SUPPLIED MATERIAL ::

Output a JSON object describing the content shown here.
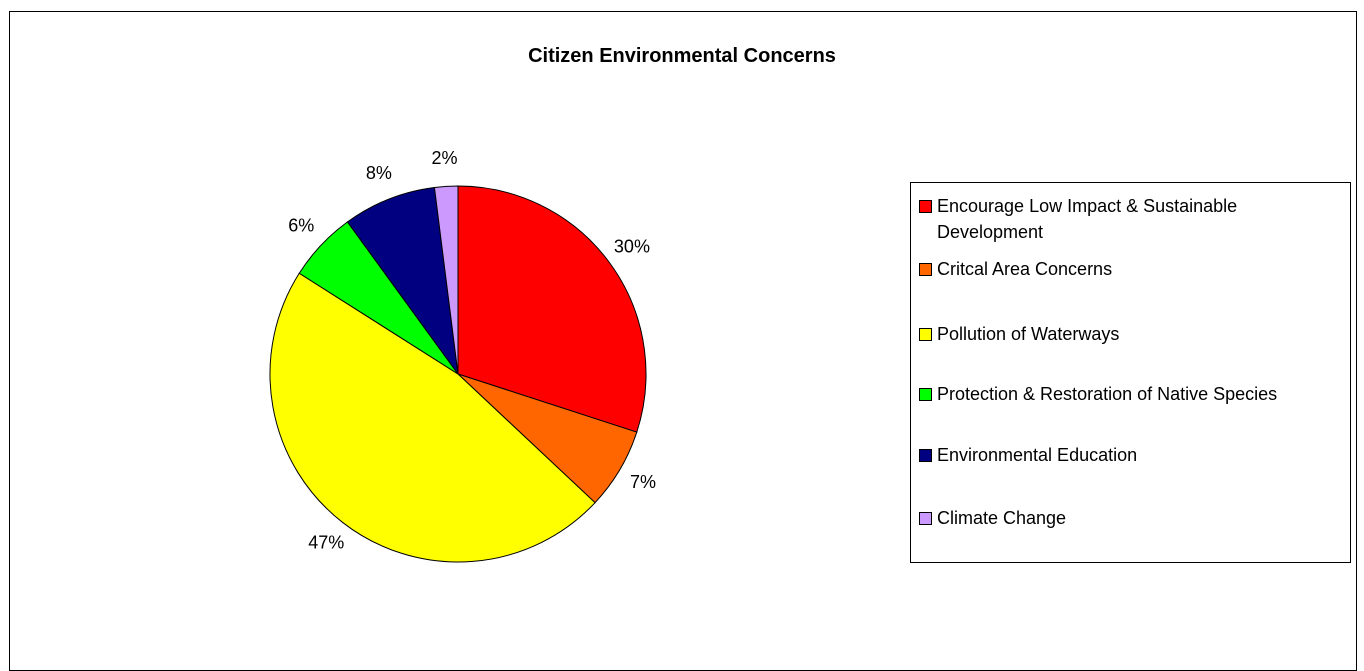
{
  "chart_data": {
    "type": "pie",
    "title": "Citizen Environmental Concerns",
    "legend_position": "right",
    "slices": [
      {
        "label": "Encourage Low Impact & Sustainable Development",
        "value": 30,
        "display": "30%",
        "color": "#FF0000"
      },
      {
        "label": "Critcal Area Concerns",
        "value": 7,
        "display": "7%",
        "color": "#FF6600"
      },
      {
        "label": "Pollution of Waterways",
        "value": 47,
        "display": "47%",
        "color": "#FFFF00"
      },
      {
        "label": "Protection & Restoration of Native Species",
        "value": 6,
        "display": "6%",
        "color": "#00FF00"
      },
      {
        "label": "Environmental Education",
        "value": 8,
        "display": "8%",
        "color": "#000080"
      },
      {
        "label": "Climate Change",
        "value": 2,
        "display": "2%",
        "color": "#CC99FF"
      }
    ]
  }
}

TASK STATEMENT :: Restate the whole of the material word for word without the pictures.

SOLVED EXERCISE ::
Output a JSON object describing the content shown here.
{
  "chart_data": {
    "type": "pie",
    "title": "Citizen Environmental Concerns",
    "legend_position": "right",
    "slices": [
      {
        "label": "Encourage Low Impact & Sustainable Development",
        "value": 30,
        "display": "30%",
        "color": "#FF0000"
      },
      {
        "label": "Critcal Area Concerns",
        "value": 7,
        "display": "7%",
        "color": "#FF6600"
      },
      {
        "label": "Pollution of Waterways",
        "value": 47,
        "display": "47%",
        "color": "#FFFF00"
      },
      {
        "label": "Protection & Restoration of Native Species",
        "value": 6,
        "display": "6%",
        "color": "#00FF00"
      },
      {
        "label": "Environmental Education",
        "value": 8,
        "display": "8%",
        "color": "#000080"
      },
      {
        "label": "Climate Change",
        "value": 2,
        "display": "2%",
        "color": "#CC99FF"
      }
    ]
  }
}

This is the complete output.